TASK:
The records underneath are to be repeated exactly, with the pictures left out.

EXTRACTED DATA:
'''

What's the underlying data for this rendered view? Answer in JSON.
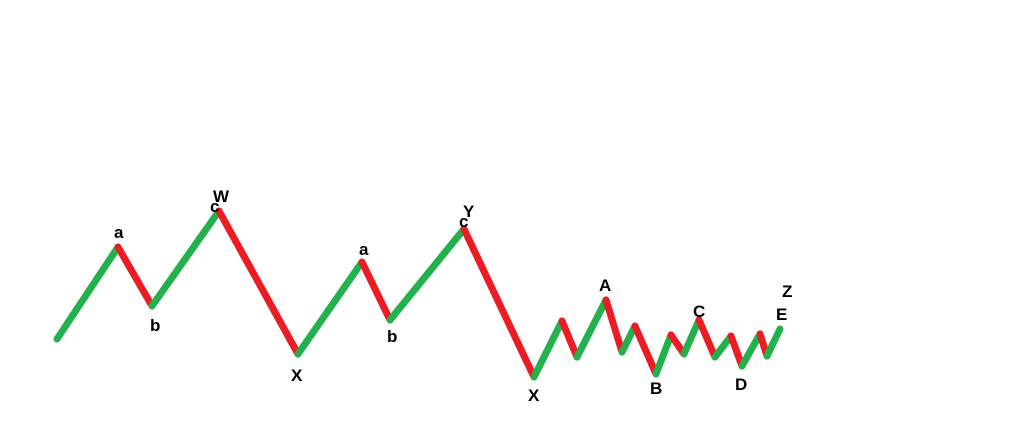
{
  "colors": {
    "up": "#22b14c",
    "down": "#ed1c24",
    "label": "#000000",
    "background": "#ffffff"
  },
  "labels": {
    "w_a": "a",
    "w_b": "b",
    "w_c": "c",
    "w": "W",
    "x1": "X",
    "y_a": "a",
    "y_b": "b",
    "y_c": "c",
    "y": "Y",
    "x2": "X",
    "z_a": "A",
    "z_b": "B",
    "z_c": "C",
    "z_d": "D",
    "z_e": "E",
    "z": "Z"
  }
}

'''

RESULT FOR THIS EXERCISE:
What's the underlying data for this rendered view? Answer in JSON.
{
  "colors": {
    "up": "#22b14c",
    "down": "#ed1c24",
    "label": "#000000",
    "background": "#ffffff"
  },
  "labels": {
    "w_a": "a",
    "w_b": "b",
    "w_c": "c",
    "w": "W",
    "x1": "X",
    "y_a": "a",
    "y_b": "b",
    "y_c": "c",
    "y": "Y",
    "x2": "X",
    "z_a": "A",
    "z_b": "B",
    "z_c": "C",
    "z_d": "D",
    "z_e": "E",
    "z": "Z"
  }
}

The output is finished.